Stated problem: Retype the data that follows line by line, exactly, and leave its pictures out.

Records supplied:
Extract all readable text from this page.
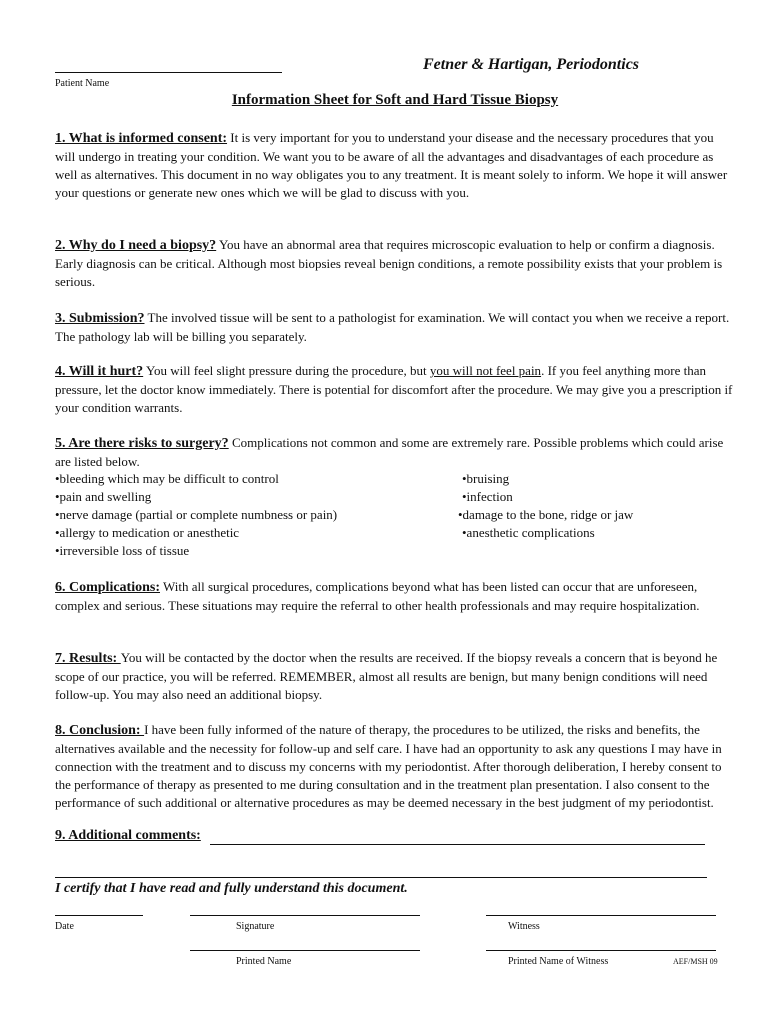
Patient Name
Fetner & Hartigan, Periodontics
Information Sheet for Soft and Hard Tissue Biopsy

1. What is informed consent: It is very important for you to understand your disease and the necessary procedures that you will undergo in treating your condition. We want you to be aware of all the advantages and disadvantages of each procedure as well as alternatives. This document in no way obligates you to any treatment. It is meant solely to inform. We hope it will answer your questions or generate new ones which we will be glad to discuss with you.

2. Why do I need a biopsy? You have an abnormal area that requires microscopic evaluation to help or confirm a diagnosis. Early diagnosis can be critical. Although most biopsies reveal benign conditions, a remote possibility exists that your problem is serious.

3. Submission? The involved tissue will be sent to a pathologist for examination. We will contact you when we receive a report. The pathology lab will be billing you separately.

4. Will it hurt? You will feel slight pressure during the procedure, but you will not feel pain. If you feel anything more than pressure, let the doctor know immediately. There is potential for discomfort after the procedure. We may give you a prescription if your condition warrants.

5. Are there risks to surgery? Complications not common and some are extremely rare. Possible problems which could arise are listed below.

•bleeding which may be difficult to control
•pain and swelling
•nerve damage (partial or complete numbness or pain)
•allergy to medication or anesthetic
•irreversible loss of tissue
•bruising
•infection
•damage to the bone, ridge or jaw
•anesthetic complications

6. Complications: With all surgical procedures, complications beyond what has been listed can occur that are unforeseen, complex and serious. These situations may require the referral to other health professionals and may require hospitalization.

7. Results: You will be contacted by the doctor when the results are received. If the biopsy reveals a concern that is beyond he scope of our practice, you will be referred. REMEMBER, almost all results are benign, but many benign conditions will need follow-up. You may also need an additional biopsy.

8. Conclusion: I have been fully informed of the nature of therapy, the procedures to be utilized, the risks and benefits, the alternatives available and the necessity for follow-up and self care. I have had an opportunity to ask any questions I may have in connection with the treatment and to discuss my concerns with my periodontist. After thorough deliberation, I hereby consent to the performance of therapy as presented to me during consultation and in the treatment plan presentation. I also consent to the performance of such additional or alternative procedures as may be deemed necessary in the best judgment of my periodontist.

9. Additional comments:
I certify that I have read and fully understand this document.
Date	Signature	Witness
Printed Name	Printed Name of Witness	AEF/MSH 09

Answer to this task:
Extract all readable text from this page.
Patient Name
Fetner & Hartigan, Periodontics
Information Sheet for Soft and Hard Tissue Biopsy

1. What is informed consent: It is very important for you to understand your disease and the necessary procedures that you will undergo in treating your condition. We want you to be aware of all the advantages and disadvantages of each procedure as well as alternatives. This document in no way obligates you to any treatment. It is meant solely to inform. We hope it will answer your questions or generate new ones which we will be glad to discuss with you.

2. Why do I need a biopsy? You have an abnormal area that requires microscopic evaluation to help or confirm a diagnosis. Early diagnosis can be critical. Although most biopsies reveal benign conditions, a remote possibility exists that your problem is serious.

3. Submission? The involved tissue will be sent to a pathologist for examination. We will contact you when we receive a report. The pathology lab will be billing you separately.

4. Will it hurt? You will feel slight pressure during the procedure, but you will not feel pain. If you feel anything more than pressure, let the doctor know immediately. There is potential for discomfort after the procedure. We may give you a prescription if your condition warrants.

5. Are there risks to surgery? Complications not common and some are extremely rare. Possible problems which could arise are listed below.

•bleeding which may be difficult to control
•pain and swelling
•nerve damage (partial or complete numbness or pain)
•allergy to medication or anesthetic
•irreversible loss of tissue
•bruising
•infection
•damage to the bone, ridge or jaw
•anesthetic complications

6. Complications: With all surgical procedures, complications beyond what has been listed can occur that are unforeseen, complex and serious. These situations may require the referral to other health professionals and may require hospitalization.

7. Results: You will be contacted by the doctor when the results are received. If the biopsy reveals a concern that is beyond he scope of our practice, you will be referred. REMEMBER, almost all results are benign, but many benign conditions will need follow-up. You may also need an additional biopsy.

8. Conclusion: I have been fully informed of the nature of therapy, the procedures to be utilized, the risks and benefits, the alternatives available and the necessity for follow-up and self care. I have had an opportunity to ask any questions I may have in connection with the treatment and to discuss my concerns with my periodontist. After thorough deliberation, I hereby consent to the performance of therapy as presented to me during consultation and in the treatment plan presentation. I also consent to the performance of such additional or alternative procedures as may be deemed necessary in the best judgment of my periodontist.

9. Additional comments:
I certify that I have read and fully understand this document.
Date	Signature	Witness
Printed Name	Printed Name of Witness	AEF/MSH 09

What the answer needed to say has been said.